**Problem details:** Verbatim output of all the material below is required.

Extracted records
****************************************

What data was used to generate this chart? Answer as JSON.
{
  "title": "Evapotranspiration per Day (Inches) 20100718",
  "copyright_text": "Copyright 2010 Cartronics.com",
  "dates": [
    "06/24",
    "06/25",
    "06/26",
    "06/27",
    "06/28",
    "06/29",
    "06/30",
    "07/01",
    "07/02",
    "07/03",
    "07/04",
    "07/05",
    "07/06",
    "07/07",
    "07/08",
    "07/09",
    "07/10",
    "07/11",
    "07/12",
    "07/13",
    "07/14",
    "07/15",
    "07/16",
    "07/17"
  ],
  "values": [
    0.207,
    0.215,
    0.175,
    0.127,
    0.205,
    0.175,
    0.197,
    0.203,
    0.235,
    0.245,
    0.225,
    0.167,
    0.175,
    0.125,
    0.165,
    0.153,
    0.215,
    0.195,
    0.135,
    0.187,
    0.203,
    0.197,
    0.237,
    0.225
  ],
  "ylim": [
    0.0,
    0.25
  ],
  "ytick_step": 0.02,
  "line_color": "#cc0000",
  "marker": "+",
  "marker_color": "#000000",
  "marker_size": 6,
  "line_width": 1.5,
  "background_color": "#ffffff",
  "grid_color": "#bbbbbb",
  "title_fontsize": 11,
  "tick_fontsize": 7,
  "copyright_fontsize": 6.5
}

****************************************

**Worked solution:**
What data was used to generate this chart? Answer as JSON.
{
  "title": "Evapotranspiration per Day (Inches) 20100718",
  "copyright_text": "Copyright 2010 Cartronics.com",
  "dates": [
    "06/24",
    "06/25",
    "06/26",
    "06/27",
    "06/28",
    "06/29",
    "06/30",
    "07/01",
    "07/02",
    "07/03",
    "07/04",
    "07/05",
    "07/06",
    "07/07",
    "07/08",
    "07/09",
    "07/10",
    "07/11",
    "07/12",
    "07/13",
    "07/14",
    "07/15",
    "07/16",
    "07/17"
  ],
  "values": [
    0.207,
    0.215,
    0.175,
    0.127,
    0.205,
    0.175,
    0.197,
    0.203,
    0.235,
    0.245,
    0.225,
    0.167,
    0.175,
    0.125,
    0.165,
    0.153,
    0.215,
    0.195,
    0.135,
    0.187,
    0.203,
    0.197,
    0.237,
    0.225
  ],
  "ylim": [
    0.0,
    0.25
  ],
  "ytick_step": 0.02,
  "line_color": "#cc0000",
  "marker": "+",
  "marker_color": "#000000",
  "marker_size": 6,
  "line_width": 1.5,
  "background_color": "#ffffff",
  "grid_color": "#bbbbbb",
  "title_fontsize": 11,
  "tick_fontsize": 7,
  "copyright_fontsize": 6.5
}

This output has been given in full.